• [Short exercise] Everything in the listing should be restated word for word.

• [Given data]

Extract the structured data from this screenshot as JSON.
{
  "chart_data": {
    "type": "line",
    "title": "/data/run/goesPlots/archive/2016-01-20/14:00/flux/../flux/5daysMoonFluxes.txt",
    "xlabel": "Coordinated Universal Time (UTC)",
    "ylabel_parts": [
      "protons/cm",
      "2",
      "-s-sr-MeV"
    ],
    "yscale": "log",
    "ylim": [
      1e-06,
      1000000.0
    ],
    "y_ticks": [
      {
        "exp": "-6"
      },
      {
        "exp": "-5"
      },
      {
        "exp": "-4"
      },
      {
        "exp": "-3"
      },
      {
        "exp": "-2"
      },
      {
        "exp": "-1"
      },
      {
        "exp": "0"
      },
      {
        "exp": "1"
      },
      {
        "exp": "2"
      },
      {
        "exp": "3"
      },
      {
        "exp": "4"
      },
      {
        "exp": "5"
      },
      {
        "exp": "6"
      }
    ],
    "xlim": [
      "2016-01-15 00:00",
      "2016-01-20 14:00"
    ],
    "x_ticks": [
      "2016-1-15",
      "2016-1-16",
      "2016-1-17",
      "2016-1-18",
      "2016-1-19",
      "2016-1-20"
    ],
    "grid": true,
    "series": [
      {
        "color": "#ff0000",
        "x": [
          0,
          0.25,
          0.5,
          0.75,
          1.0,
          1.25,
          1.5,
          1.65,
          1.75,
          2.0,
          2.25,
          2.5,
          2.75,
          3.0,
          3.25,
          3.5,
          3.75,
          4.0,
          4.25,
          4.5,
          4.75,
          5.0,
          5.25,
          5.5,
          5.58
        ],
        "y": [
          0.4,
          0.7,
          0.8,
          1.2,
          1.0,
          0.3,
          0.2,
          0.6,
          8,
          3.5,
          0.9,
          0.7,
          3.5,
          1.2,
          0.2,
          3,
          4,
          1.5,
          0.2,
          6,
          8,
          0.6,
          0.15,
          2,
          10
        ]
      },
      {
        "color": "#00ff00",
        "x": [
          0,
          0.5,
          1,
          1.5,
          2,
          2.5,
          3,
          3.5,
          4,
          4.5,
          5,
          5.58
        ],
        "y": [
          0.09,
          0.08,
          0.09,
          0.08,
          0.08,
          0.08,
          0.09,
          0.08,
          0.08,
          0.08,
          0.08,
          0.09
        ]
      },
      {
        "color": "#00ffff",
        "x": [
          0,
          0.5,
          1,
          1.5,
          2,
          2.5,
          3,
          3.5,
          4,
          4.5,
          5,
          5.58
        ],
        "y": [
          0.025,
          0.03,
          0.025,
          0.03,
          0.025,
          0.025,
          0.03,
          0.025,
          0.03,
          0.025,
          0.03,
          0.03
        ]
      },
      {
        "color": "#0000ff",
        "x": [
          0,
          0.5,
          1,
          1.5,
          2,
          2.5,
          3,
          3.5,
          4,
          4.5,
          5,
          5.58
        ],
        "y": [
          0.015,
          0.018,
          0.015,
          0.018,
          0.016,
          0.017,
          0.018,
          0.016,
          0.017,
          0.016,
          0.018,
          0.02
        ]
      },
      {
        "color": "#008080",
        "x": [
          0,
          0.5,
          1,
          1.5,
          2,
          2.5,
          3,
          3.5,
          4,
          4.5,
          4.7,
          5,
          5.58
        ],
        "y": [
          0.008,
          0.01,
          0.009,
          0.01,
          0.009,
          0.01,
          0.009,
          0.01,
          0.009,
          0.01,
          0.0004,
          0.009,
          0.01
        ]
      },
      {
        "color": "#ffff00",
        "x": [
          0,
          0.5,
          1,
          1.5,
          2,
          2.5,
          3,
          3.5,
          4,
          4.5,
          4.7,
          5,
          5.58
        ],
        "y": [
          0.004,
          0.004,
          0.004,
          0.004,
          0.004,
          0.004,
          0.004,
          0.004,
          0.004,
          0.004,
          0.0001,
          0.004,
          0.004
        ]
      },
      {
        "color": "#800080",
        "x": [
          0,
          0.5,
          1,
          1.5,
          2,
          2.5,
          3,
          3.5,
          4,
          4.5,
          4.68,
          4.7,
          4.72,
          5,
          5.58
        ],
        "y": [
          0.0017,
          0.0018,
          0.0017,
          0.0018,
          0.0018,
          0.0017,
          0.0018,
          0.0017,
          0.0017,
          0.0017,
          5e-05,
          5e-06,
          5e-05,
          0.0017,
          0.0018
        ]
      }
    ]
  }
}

• [The completed task]
Extract the structured data from this screenshot as JSON.
{
  "chart_data": {
    "type": "line",
    "title": "/data/run/goesPlots/archive/2016-01-20/14:00/flux/../flux/5daysMoonFluxes.txt",
    "xlabel": "Coordinated Universal Time (UTC)",
    "ylabel_parts": [
      "protons/cm",
      "2",
      "-s-sr-MeV"
    ],
    "yscale": "log",
    "ylim": [
      1e-06,
      1000000.0
    ],
    "y_ticks": [
      {
        "exp": "-6"
      },
      {
        "exp": "-5"
      },
      {
        "exp": "-4"
      },
      {
        "exp": "-3"
      },
      {
        "exp": "-2"
      },
      {
        "exp": "-1"
      },
      {
        "exp": "0"
      },
      {
        "exp": "1"
      },
      {
        "exp": "2"
      },
      {
        "exp": "3"
      },
      {
        "exp": "4"
      },
      {
        "exp": "5"
      },
      {
        "exp": "6"
      }
    ],
    "xlim": [
      "2016-01-15 00:00",
      "2016-01-20 14:00"
    ],
    "x_ticks": [
      "2016-1-15",
      "2016-1-16",
      "2016-1-17",
      "2016-1-18",
      "2016-1-19",
      "2016-1-20"
    ],
    "grid": true,
    "series": [
      {
        "color": "#ff0000",
        "x": [
          0,
          0.25,
          0.5,
          0.75,
          1.0,
          1.25,
          1.5,
          1.65,
          1.75,
          2.0,
          2.25,
          2.5,
          2.75,
          3.0,
          3.25,
          3.5,
          3.75,
          4.0,
          4.25,
          4.5,
          4.75,
          5.0,
          5.25,
          5.5,
          5.58
        ],
        "y": [
          0.4,
          0.7,
          0.8,
          1.2,
          1.0,
          0.3,
          0.2,
          0.6,
          8,
          3.5,
          0.9,
          0.7,
          3.5,
          1.2,
          0.2,
          3,
          4,
          1.5,
          0.2,
          6,
          8,
          0.6,
          0.15,
          2,
          10
        ]
      },
      {
        "color": "#00ff00",
        "x": [
          0,
          0.5,
          1,
          1.5,
          2,
          2.5,
          3,
          3.5,
          4,
          4.5,
          5,
          5.58
        ],
        "y": [
          0.09,
          0.08,
          0.09,
          0.08,
          0.08,
          0.08,
          0.09,
          0.08,
          0.08,
          0.08,
          0.08,
          0.09
        ]
      },
      {
        "color": "#00ffff",
        "x": [
          0,
          0.5,
          1,
          1.5,
          2,
          2.5,
          3,
          3.5,
          4,
          4.5,
          5,
          5.58
        ],
        "y": [
          0.025,
          0.03,
          0.025,
          0.03,
          0.025,
          0.025,
          0.03,
          0.025,
          0.03,
          0.025,
          0.03,
          0.03
        ]
      },
      {
        "color": "#0000ff",
        "x": [
          0,
          0.5,
          1,
          1.5,
          2,
          2.5,
          3,
          3.5,
          4,
          4.5,
          5,
          5.58
        ],
        "y": [
          0.015,
          0.018,
          0.015,
          0.018,
          0.016,
          0.017,
          0.018,
          0.016,
          0.017,
          0.016,
          0.018,
          0.02
        ]
      },
      {
        "color": "#008080",
        "x": [
          0,
          0.5,
          1,
          1.5,
          2,
          2.5,
          3,
          3.5,
          4,
          4.5,
          4.7,
          5,
          5.58
        ],
        "y": [
          0.008,
          0.01,
          0.009,
          0.01,
          0.009,
          0.01,
          0.009,
          0.01,
          0.009,
          0.01,
          0.0004,
          0.009,
          0.01
        ]
      },
      {
        "color": "#ffff00",
        "x": [
          0,
          0.5,
          1,
          1.5,
          2,
          2.5,
          3,
          3.5,
          4,
          4.5,
          4.7,
          5,
          5.58
        ],
        "y": [
          0.004,
          0.004,
          0.004,
          0.004,
          0.004,
          0.004,
          0.004,
          0.004,
          0.004,
          0.004,
          0.0001,
          0.004,
          0.004
        ]
      },
      {
        "color": "#800080",
        "x": [
          0,
          0.5,
          1,
          1.5,
          2,
          2.5,
          3,
          3.5,
          4,
          4.5,
          4.68,
          4.7,
          4.72,
          5,
          5.58
        ],
        "y": [
          0.0017,
          0.0018,
          0.0017,
          0.0018,
          0.0018,
          0.0017,
          0.0018,
          0.0017,
          0.0017,
          0.0017,
          5e-05,
          5e-06,
          5e-05,
          0.0017,
          0.0018
        ]
      }
    ]
  }
}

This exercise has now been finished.